◆ **Directive**: Each record must be reproduced exactly as it is shown.

◆ **Exercise input**:
+---+

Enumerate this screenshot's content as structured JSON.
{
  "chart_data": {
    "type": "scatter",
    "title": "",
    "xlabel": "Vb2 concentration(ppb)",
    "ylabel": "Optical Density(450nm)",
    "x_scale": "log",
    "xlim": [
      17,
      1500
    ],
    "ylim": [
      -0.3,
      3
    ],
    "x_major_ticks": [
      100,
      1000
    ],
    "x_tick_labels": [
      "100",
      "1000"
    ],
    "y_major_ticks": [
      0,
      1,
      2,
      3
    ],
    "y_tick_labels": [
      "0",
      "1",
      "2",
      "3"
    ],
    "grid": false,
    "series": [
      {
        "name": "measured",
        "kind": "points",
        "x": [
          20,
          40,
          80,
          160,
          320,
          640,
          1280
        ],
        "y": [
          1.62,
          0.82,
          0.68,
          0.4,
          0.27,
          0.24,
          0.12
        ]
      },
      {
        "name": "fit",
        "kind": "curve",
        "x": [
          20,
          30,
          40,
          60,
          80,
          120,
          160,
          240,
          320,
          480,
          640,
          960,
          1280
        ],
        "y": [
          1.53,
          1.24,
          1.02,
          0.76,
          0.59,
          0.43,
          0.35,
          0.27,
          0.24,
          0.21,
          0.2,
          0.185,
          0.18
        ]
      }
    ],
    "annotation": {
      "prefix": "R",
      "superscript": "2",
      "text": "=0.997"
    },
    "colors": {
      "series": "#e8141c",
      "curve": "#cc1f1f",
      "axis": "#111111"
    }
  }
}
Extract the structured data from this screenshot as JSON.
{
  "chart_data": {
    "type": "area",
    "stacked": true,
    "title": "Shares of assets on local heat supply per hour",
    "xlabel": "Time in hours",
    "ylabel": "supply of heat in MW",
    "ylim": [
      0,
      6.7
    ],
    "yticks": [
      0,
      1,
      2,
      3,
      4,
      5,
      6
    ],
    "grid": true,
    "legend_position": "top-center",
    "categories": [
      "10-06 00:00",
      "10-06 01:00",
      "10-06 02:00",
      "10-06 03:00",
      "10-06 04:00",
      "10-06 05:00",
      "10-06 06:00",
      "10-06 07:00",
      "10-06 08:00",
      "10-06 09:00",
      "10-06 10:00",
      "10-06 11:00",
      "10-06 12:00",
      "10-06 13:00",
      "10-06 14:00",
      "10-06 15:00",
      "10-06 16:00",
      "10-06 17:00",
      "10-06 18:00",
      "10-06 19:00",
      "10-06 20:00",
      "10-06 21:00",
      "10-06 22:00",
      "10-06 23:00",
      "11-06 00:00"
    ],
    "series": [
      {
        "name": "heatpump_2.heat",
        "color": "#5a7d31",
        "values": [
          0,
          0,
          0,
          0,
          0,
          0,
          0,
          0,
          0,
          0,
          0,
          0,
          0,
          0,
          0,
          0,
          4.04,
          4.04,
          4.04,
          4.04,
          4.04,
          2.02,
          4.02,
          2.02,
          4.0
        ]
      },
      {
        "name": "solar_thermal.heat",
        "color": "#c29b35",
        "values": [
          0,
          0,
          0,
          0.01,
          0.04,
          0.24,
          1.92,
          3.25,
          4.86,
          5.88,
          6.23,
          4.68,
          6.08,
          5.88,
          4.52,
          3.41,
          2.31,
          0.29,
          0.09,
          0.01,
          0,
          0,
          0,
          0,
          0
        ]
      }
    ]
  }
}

+---+

◆ **Task output**:
Enumerate this screenshot's content as structured JSON.
{
  "chart_data": {
    "type": "scatter",
    "title": "",
    "xlabel": "Vb2 concentration(ppb)",
    "ylabel": "Optical Density(450nm)",
    "x_scale": "log",
    "xlim": [
      17,
      1500
    ],
    "ylim": [
      -0.3,
      3
    ],
    "x_major_ticks": [
      100,
      1000
    ],
    "x_tick_labels": [
      "100",
      "1000"
    ],
    "y_major_ticks": [
      0,
      1,
      2,
      3
    ],
    "y_tick_labels": [
      "0",
      "1",
      "2",
      "3"
    ],
    "grid": false,
    "series": [
      {
        "name": "measured",
        "kind": "points",
        "x": [
          20,
          40,
          80,
          160,
          320,
          640,
          1280
        ],
        "y": [
          1.62,
          0.82,
          0.68,
          0.4,
          0.27,
          0.24,
          0.12
        ]
      },
      {
        "name": "fit",
        "kind": "curve",
        "x": [
          20,
          30,
          40,
          60,
          80,
          120,
          160,
          240,
          320,
          480,
          640,
          960,
          1280
        ],
        "y": [
          1.53,
          1.24,
          1.02,
          0.76,
          0.59,
          0.43,
          0.35,
          0.27,
          0.24,
          0.21,
          0.2,
          0.185,
          0.18
        ]
      }
    ],
    "annotation": {
      "prefix": "R",
      "superscript": "2",
      "text": "=0.997"
    },
    "colors": {
      "series": "#e8141c",
      "curve": "#cc1f1f",
      "axis": "#111111"
    }
  }
}
Extract the structured data from this screenshot as JSON.
{
  "chart_data": {
    "type": "area",
    "stacked": true,
    "title": "Shares of assets on local heat supply per hour",
    "xlabel": "Time in hours",
    "ylabel": "supply of heat in MW",
    "ylim": [
      0,
      6.7
    ],
    "yticks": [
      0,
      1,
      2,
      3,
      4,
      5,
      6
    ],
    "grid": true,
    "legend_position": "top-center",
    "categories": [
      "10-06 00:00",
      "10-06 01:00",
      "10-06 02:00",
      "10-06 03:00",
      "10-06 04:00",
      "10-06 05:00",
      "10-06 06:00",
      "10-06 07:00",
      "10-06 08:00",
      "10-06 09:00",
      "10-06 10:00",
      "10-06 11:00",
      "10-06 12:00",
      "10-06 13:00",
      "10-06 14:00",
      "10-06 15:00",
      "10-06 16:00",
      "10-06 17:00",
      "10-06 18:00",
      "10-06 19:00",
      "10-06 20:00",
      "10-06 21:00",
      "10-06 22:00",
      "10-06 23:00",
      "11-06 00:00"
    ],
    "series": [
      {
        "name": "heatpump_2.heat",
        "color": "#5a7d31",
        "values": [
          0,
          0,
          0,
          0,
          0,
          0,
          0,
          0,
          0,
          0,
          0,
          0,
          0,
          0,
          0,
          0,
          4.04,
          4.04,
          4.04,
          4.04,
          4.04,
          2.02,
          4.02,
          2.02,
          4.0
        ]
      },
      {
        "name": "solar_thermal.heat",
        "color": "#c29b35",
        "values": [
          0,
          0,
          0,
          0.01,
          0.04,
          0.24,
          1.92,
          3.25,
          4.86,
          5.88,
          6.23,
          4.68,
          6.08,
          5.88,
          4.52,
          3.41,
          2.31,
          0.29,
          0.09,
          0.01,
          0,
          0,
          0,
          0,
          0
        ]
      }
    ]
  }
}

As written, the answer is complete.